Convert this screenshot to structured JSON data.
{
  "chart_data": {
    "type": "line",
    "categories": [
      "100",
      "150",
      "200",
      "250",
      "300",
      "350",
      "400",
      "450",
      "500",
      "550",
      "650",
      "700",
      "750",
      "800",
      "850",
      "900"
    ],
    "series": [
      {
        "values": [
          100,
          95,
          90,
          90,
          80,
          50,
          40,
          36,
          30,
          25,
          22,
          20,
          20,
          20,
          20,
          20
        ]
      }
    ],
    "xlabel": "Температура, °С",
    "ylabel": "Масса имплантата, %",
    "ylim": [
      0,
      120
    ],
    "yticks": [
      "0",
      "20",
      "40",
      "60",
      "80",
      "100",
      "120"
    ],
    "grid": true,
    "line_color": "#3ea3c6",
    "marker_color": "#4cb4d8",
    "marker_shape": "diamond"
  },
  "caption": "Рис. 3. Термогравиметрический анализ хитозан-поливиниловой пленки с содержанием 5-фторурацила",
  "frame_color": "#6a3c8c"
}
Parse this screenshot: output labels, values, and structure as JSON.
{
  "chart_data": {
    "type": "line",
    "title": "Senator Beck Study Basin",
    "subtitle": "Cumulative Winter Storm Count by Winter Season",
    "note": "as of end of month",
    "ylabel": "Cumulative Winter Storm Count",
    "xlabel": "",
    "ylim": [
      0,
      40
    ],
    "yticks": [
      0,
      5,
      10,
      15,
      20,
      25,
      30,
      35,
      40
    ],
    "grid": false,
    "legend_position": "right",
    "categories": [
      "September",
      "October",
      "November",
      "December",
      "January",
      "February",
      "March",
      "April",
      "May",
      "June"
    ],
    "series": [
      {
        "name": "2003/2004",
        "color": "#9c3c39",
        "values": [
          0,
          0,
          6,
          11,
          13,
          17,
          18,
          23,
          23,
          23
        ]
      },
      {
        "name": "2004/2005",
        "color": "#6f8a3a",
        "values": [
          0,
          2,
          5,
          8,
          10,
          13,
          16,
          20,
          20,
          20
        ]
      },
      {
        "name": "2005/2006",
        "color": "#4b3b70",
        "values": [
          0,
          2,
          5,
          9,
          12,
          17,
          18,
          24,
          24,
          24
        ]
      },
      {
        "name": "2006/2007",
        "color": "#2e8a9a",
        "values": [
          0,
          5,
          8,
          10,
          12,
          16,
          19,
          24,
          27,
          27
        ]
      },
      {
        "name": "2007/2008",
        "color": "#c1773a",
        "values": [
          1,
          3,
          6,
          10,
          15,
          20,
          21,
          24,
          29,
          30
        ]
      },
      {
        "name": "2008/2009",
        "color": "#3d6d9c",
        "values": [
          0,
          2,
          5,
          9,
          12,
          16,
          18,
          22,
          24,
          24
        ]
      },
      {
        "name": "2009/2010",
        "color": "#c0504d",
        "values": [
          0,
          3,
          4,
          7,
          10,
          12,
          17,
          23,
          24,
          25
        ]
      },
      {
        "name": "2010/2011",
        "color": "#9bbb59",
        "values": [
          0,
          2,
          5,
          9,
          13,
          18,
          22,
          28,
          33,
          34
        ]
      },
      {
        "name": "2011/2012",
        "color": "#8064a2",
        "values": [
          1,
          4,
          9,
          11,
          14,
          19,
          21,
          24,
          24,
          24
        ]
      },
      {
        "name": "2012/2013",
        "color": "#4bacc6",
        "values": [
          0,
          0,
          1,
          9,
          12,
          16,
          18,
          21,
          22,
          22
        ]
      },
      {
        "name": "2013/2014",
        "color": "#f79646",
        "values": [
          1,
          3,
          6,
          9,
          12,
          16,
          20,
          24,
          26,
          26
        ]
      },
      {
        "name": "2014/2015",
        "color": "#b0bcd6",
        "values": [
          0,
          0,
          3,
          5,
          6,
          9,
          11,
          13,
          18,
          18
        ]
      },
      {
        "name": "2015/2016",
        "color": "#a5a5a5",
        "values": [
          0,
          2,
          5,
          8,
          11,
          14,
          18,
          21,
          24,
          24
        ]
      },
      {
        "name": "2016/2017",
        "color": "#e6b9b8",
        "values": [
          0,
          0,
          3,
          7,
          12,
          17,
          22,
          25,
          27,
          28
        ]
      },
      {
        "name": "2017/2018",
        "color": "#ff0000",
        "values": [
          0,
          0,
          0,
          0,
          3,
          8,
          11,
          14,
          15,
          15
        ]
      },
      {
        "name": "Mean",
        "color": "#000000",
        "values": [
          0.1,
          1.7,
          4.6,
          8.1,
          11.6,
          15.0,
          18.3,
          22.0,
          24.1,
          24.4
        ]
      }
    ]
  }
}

- What this task involves:
Exactly as shown, repeat every record.

- Result for this task:
Convert this screenshot to structured JSON data.
{
  "chart_data": {
    "type": "line",
    "categories": [
      "100",
      "150",
      "200",
      "250",
      "300",
      "350",
      "400",
      "450",
      "500",
      "550",
      "650",
      "700",
      "750",
      "800",
      "850",
      "900"
    ],
    "series": [
      {
        "values": [
          100,
          95,
          90,
          90,
          80,
          50,
          40,
          36,
          30,
          25,
          22,
          20,
          20,
          20,
          20,
          20
        ]
      }
    ],
    "xlabel": "Температура, °С",
    "ylabel": "Масса имплантата, %",
    "ylim": [
      0,
      120
    ],
    "yticks": [
      "0",
      "20",
      "40",
      "60",
      "80",
      "100",
      "120"
    ],
    "grid": true,
    "line_color": "#3ea3c6",
    "marker_color": "#4cb4d8",
    "marker_shape": "diamond"
  },
  "caption": "Рис. 3. Термогравиметрический анализ хитозан-поливиниловой пленки с содержанием 5-фторурацила",
  "frame_color": "#6a3c8c"
}
Parse this screenshot: output labels, values, and structure as JSON.
{
  "chart_data": {
    "type": "line",
    "title": "Senator Beck Study Basin",
    "subtitle": "Cumulative Winter Storm Count by Winter Season",
    "note": "as of end of month",
    "ylabel": "Cumulative Winter Storm Count",
    "xlabel": "",
    "ylim": [
      0,
      40
    ],
    "yticks": [
      0,
      5,
      10,
      15,
      20,
      25,
      30,
      35,
      40
    ],
    "grid": false,
    "legend_position": "right",
    "categories": [
      "September",
      "October",
      "November",
      "December",
      "January",
      "February",
      "March",
      "April",
      "May",
      "June"
    ],
    "series": [
      {
        "name": "2003/2004",
        "color": "#9c3c39",
        "values": [
          0,
          0,
          6,
          11,
          13,
          17,
          18,
          23,
          23,
          23
        ]
      },
      {
        "name": "2004/2005",
        "color": "#6f8a3a",
        "values": [
          0,
          2,
          5,
          8,
          10,
          13,
          16,
          20,
          20,
          20
        ]
      },
      {
        "name": "2005/2006",
        "color": "#4b3b70",
        "values": [
          0,
          2,
          5,
          9,
          12,
          17,
          18,
          24,
          24,
          24
        ]
      },
      {
        "name": "2006/2007",
        "color": "#2e8a9a",
        "values": [
          0,
          5,
          8,
          10,
          12,
          16,
          19,
          24,
          27,
          27
        ]
      },
      {
        "name": "2007/2008",
        "color": "#c1773a",
        "values": [
          1,
          3,
          6,
          10,
          15,
          20,
          21,
          24,
          29,
          30
        ]
      },
      {
        "name": "2008/2009",
        "color": "#3d6d9c",
        "values": [
          0,
          2,
          5,
          9,
          12,
          16,
          18,
          22,
          24,
          24
        ]
      },
      {
        "name": "2009/2010",
        "color": "#c0504d",
        "values": [
          0,
          3,
          4,
          7,
          10,
          12,
          17,
          23,
          24,
          25
        ]
      },
      {
        "name": "2010/2011",
        "color": "#9bbb59",
        "values": [
          0,
          2,
          5,
          9,
          13,
          18,
          22,
          28,
          33,
          34
        ]
      },
      {
        "name": "2011/2012",
        "color": "#8064a2",
        "values": [
          1,
          4,
          9,
          11,
          14,
          19,
          21,
          24,
          24,
          24
        ]
      },
      {
        "name": "2012/2013",
        "color": "#4bacc6",
        "values": [
          0,
          0,
          1,
          9,
          12,
          16,
          18,
          21,
          22,
          22
        ]
      },
      {
        "name": "2013/2014",
        "color": "#f79646",
        "values": [
          1,
          3,
          6,
          9,
          12,
          16,
          20,
          24,
          26,
          26
        ]
      },
      {
        "name": "2014/2015",
        "color": "#b0bcd6",
        "values": [
          0,
          0,
          3,
          5,
          6,
          9,
          11,
          13,
          18,
          18
        ]
      },
      {
        "name": "2015/2016",
        "color": "#a5a5a5",
        "values": [
          0,
          2,
          5,
          8,
          11,
          14,
          18,
          21,
          24,
          24
        ]
      },
      {
        "name": "2016/2017",
        "color": "#e6b9b8",
        "values": [
          0,
          0,
          3,
          7,
          12,
          17,
          22,
          25,
          27,
          28
        ]
      },
      {
        "name": "2017/2018",
        "color": "#ff0000",
        "values": [
          0,
          0,
          0,
          0,
          3,
          8,
          11,
          14,
          15,
          15
        ]
      },
      {
        "name": "Mean",
        "color": "#000000",
        "values": [
          0.1,
          1.7,
          4.6,
          8.1,
          11.6,
          15.0,
          18.3,
          22.0,
          24.1,
          24.4
        ]
      }
    ]
  }
}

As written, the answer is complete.